** Begin **
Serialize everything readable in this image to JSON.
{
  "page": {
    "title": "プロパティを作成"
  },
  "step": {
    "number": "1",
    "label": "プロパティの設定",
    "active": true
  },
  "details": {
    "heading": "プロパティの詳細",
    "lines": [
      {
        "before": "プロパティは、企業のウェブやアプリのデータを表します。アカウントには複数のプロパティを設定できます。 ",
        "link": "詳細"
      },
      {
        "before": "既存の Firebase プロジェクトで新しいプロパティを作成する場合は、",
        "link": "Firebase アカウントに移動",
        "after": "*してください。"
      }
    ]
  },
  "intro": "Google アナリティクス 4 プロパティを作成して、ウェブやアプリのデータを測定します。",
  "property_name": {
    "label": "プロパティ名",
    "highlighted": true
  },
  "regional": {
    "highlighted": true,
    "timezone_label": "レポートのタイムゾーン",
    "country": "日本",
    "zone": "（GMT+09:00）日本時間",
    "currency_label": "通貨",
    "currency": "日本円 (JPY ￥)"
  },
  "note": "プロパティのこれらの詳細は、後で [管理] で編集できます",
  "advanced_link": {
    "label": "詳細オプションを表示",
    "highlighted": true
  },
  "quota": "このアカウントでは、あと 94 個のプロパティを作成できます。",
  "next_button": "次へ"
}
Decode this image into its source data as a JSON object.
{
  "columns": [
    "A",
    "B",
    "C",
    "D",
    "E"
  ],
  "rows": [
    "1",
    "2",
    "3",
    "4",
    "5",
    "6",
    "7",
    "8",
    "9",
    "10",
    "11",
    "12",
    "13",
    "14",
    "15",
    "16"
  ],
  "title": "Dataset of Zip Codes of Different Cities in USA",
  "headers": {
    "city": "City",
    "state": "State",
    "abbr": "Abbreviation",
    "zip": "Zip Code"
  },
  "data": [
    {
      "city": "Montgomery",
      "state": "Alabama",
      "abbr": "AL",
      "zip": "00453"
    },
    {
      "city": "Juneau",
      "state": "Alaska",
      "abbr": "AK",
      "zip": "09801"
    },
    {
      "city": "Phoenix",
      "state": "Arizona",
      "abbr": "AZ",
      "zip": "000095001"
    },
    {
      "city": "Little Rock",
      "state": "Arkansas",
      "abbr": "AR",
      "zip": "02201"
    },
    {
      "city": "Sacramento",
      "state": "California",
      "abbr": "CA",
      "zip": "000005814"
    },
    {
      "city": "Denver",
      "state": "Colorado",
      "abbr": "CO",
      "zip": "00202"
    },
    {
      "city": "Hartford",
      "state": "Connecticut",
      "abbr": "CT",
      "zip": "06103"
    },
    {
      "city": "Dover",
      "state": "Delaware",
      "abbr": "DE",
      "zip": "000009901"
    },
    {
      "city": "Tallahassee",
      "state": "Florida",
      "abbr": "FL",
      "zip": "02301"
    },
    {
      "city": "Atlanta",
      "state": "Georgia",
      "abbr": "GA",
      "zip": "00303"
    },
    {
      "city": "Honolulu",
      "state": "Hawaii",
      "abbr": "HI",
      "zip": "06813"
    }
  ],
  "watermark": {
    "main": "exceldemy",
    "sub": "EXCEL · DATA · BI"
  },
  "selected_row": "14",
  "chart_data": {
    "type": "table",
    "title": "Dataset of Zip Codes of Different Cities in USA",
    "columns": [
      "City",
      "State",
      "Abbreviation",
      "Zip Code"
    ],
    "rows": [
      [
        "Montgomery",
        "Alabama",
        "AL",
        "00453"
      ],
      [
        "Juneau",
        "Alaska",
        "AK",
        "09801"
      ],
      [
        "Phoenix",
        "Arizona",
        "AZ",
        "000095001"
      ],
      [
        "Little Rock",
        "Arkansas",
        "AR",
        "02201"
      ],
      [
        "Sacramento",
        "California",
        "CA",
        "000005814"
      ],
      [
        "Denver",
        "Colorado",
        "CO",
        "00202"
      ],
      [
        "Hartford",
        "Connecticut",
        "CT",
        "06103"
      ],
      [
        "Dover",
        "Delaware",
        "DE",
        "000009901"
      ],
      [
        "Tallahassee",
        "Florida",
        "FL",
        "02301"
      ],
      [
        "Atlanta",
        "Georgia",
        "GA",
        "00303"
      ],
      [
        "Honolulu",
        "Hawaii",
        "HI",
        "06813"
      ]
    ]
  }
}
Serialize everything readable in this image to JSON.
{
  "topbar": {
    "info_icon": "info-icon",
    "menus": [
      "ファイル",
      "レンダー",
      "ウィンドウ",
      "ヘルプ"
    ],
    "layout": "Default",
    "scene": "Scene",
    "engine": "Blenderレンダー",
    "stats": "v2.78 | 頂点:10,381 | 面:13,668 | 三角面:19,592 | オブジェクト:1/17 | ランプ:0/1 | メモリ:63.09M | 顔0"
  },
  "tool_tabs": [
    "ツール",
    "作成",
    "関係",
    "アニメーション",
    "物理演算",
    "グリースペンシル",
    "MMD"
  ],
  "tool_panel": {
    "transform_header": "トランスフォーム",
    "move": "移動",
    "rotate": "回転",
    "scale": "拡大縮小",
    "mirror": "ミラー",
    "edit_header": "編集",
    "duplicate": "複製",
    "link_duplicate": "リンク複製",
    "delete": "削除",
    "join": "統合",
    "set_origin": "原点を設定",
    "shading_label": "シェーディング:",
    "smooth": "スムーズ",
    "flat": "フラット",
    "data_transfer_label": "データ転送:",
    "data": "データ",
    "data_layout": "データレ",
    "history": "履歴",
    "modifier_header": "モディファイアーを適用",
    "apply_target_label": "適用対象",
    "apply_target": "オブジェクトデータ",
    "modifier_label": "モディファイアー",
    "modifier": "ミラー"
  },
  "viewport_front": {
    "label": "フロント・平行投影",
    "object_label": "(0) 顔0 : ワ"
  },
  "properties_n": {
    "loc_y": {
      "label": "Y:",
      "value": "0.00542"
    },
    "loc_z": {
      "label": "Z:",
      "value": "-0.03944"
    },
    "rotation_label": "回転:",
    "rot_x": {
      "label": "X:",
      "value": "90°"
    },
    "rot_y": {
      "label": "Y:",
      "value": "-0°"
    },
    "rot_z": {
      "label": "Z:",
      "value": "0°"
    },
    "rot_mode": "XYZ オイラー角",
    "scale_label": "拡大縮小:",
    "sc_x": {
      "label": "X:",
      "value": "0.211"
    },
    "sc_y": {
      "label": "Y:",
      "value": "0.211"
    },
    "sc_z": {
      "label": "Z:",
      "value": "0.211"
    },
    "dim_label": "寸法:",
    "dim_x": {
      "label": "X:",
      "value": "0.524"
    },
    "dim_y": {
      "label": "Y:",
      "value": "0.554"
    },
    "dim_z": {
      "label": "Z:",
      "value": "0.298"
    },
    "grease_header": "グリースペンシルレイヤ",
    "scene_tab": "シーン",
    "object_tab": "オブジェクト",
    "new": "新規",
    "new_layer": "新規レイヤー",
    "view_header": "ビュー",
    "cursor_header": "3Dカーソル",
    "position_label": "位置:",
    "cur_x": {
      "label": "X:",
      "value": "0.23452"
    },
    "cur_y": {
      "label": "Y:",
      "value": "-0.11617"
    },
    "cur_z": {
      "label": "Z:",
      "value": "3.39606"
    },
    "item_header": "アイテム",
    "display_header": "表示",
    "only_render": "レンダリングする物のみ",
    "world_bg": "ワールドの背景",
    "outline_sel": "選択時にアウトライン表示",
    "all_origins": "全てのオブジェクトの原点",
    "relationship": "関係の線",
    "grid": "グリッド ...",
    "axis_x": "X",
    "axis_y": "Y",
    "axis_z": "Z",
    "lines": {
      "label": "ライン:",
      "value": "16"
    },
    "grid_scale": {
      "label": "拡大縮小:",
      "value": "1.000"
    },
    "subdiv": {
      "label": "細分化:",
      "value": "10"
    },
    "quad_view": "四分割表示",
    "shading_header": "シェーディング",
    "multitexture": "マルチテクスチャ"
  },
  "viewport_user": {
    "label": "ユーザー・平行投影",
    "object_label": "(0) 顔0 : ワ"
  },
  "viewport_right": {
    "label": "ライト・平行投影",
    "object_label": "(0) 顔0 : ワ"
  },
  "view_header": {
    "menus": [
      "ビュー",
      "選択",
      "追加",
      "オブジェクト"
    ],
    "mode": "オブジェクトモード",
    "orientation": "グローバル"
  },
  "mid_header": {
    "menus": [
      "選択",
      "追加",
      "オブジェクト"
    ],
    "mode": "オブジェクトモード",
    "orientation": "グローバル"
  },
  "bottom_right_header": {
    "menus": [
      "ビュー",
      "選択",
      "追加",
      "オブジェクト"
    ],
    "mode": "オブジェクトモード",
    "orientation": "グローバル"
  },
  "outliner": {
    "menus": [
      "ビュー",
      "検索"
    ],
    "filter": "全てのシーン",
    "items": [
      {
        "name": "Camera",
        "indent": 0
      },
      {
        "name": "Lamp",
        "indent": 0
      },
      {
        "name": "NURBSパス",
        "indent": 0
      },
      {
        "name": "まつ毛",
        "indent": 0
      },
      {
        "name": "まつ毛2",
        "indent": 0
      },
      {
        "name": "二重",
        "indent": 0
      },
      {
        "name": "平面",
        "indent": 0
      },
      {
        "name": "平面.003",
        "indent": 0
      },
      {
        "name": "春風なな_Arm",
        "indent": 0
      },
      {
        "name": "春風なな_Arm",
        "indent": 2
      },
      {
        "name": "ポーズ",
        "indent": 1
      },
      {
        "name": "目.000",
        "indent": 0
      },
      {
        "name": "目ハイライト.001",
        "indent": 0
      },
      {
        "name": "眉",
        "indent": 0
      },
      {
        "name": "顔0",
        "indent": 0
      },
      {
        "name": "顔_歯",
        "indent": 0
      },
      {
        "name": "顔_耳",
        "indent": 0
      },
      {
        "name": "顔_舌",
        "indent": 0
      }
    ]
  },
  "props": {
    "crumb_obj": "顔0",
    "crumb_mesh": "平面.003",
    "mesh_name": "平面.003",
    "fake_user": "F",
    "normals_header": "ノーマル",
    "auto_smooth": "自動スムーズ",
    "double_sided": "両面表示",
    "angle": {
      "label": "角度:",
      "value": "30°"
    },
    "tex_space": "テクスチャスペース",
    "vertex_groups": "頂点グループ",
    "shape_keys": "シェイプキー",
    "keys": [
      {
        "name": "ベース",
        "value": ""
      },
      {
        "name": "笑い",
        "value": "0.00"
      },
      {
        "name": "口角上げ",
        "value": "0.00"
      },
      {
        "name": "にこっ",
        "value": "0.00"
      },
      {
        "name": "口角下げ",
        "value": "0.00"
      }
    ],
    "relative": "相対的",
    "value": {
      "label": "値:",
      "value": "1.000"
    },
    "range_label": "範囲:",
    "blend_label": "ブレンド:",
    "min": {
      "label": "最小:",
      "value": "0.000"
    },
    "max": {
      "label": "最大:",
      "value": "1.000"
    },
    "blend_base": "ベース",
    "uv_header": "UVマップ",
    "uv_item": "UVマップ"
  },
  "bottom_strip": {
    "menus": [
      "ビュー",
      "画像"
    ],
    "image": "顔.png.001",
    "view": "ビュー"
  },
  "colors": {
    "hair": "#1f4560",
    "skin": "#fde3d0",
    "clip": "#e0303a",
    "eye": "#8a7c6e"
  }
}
** End **
### [Problem description]
Pick out each line in the material containing "before".

### [Answer to this problem]
        "before": "プロパティは、企業のウェブやアプリのデータを表します。アカウントには複数のプロパティを設定できます。 ",
        "before": "既存の Firebase プロジェクトで新しいプロパティを作成する場合は、",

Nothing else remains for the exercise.